___ PROVIDED RECORDS
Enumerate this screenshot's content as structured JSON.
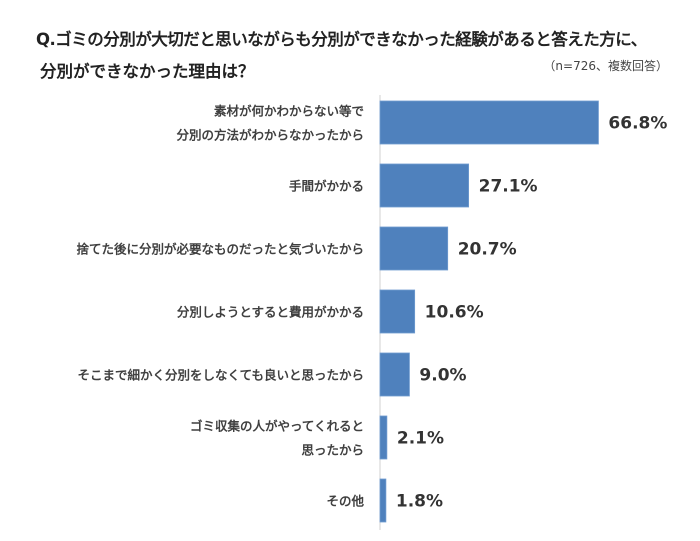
{
  "chart_data": {
    "type": "bar",
    "orientation": "horizontal",
    "title": "Q.ゴミの分別が大切だと思いながらも分別ができなかった経験があると答えた方に、",
    "subtitle": "分別ができなかった理由は？",
    "note": "（n=726、複数回答）",
    "categories": [
      [
        "素材が何かわからない等で",
        "分別の方法がわからなかったから"
      ],
      [
        "手間がかかる"
      ],
      [
        "捨てた後に分別が必要なものだったと気づいたから"
      ],
      [
        "分別しようとすると費用がかかる"
      ],
      [
        "そこまで細かく分別をしなくても良いと思ったから"
      ],
      [
        "ゴミ収集の人がやってくれると",
        "思ったから"
      ],
      [
        "その他"
      ]
    ],
    "values": [
      66.8,
      27.1,
      20.7,
      10.6,
      9.0,
      2.1,
      1.8
    ],
    "labels": [
      "66.8%",
      "27.1%",
      "20.7%",
      "10.6%",
      "9.0%",
      "2.1%",
      "1.8%"
    ],
    "unit": "%",
    "xlim": [
      0,
      100
    ],
    "grid": false,
    "legend": "none",
    "bar_color": "#4F81BD"
  }
}
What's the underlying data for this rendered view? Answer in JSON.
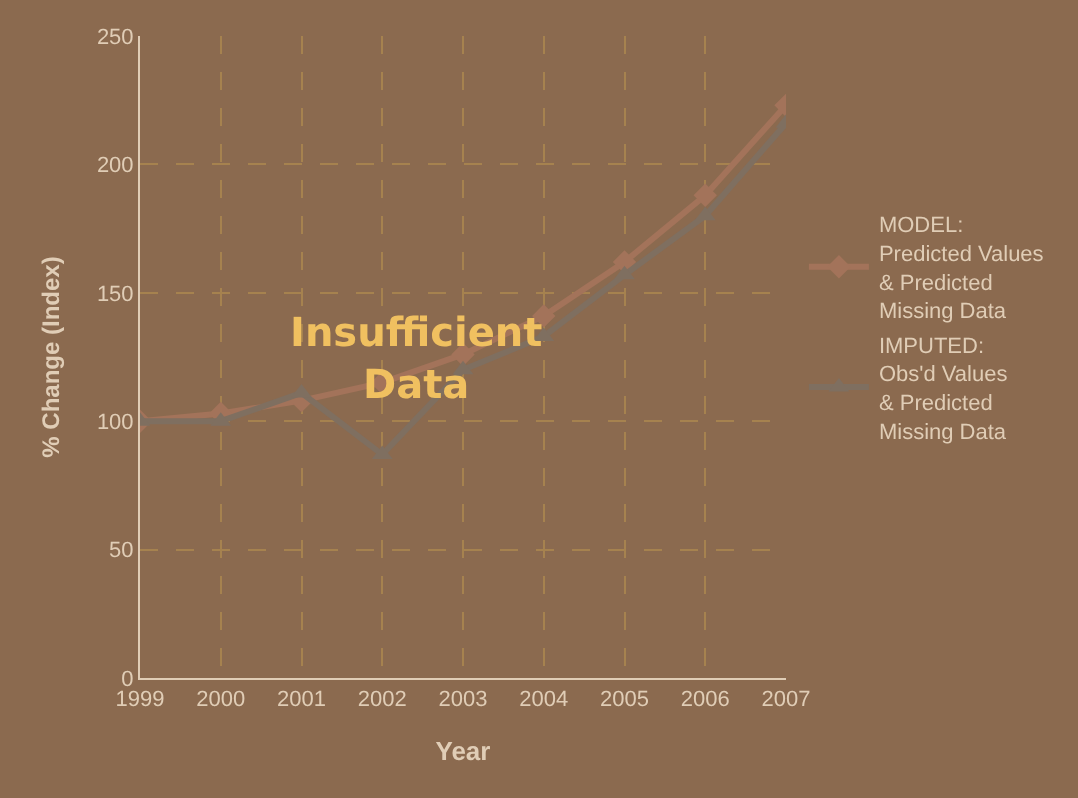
______
GIVEN REQUEST.
Copy out each line in the preceding records that contains "JSON".

WRITTEN ANSWER.
Enumerate this screenshot's content as structured JSON.
What's the underlying data for this rendered view? Answer in JSON.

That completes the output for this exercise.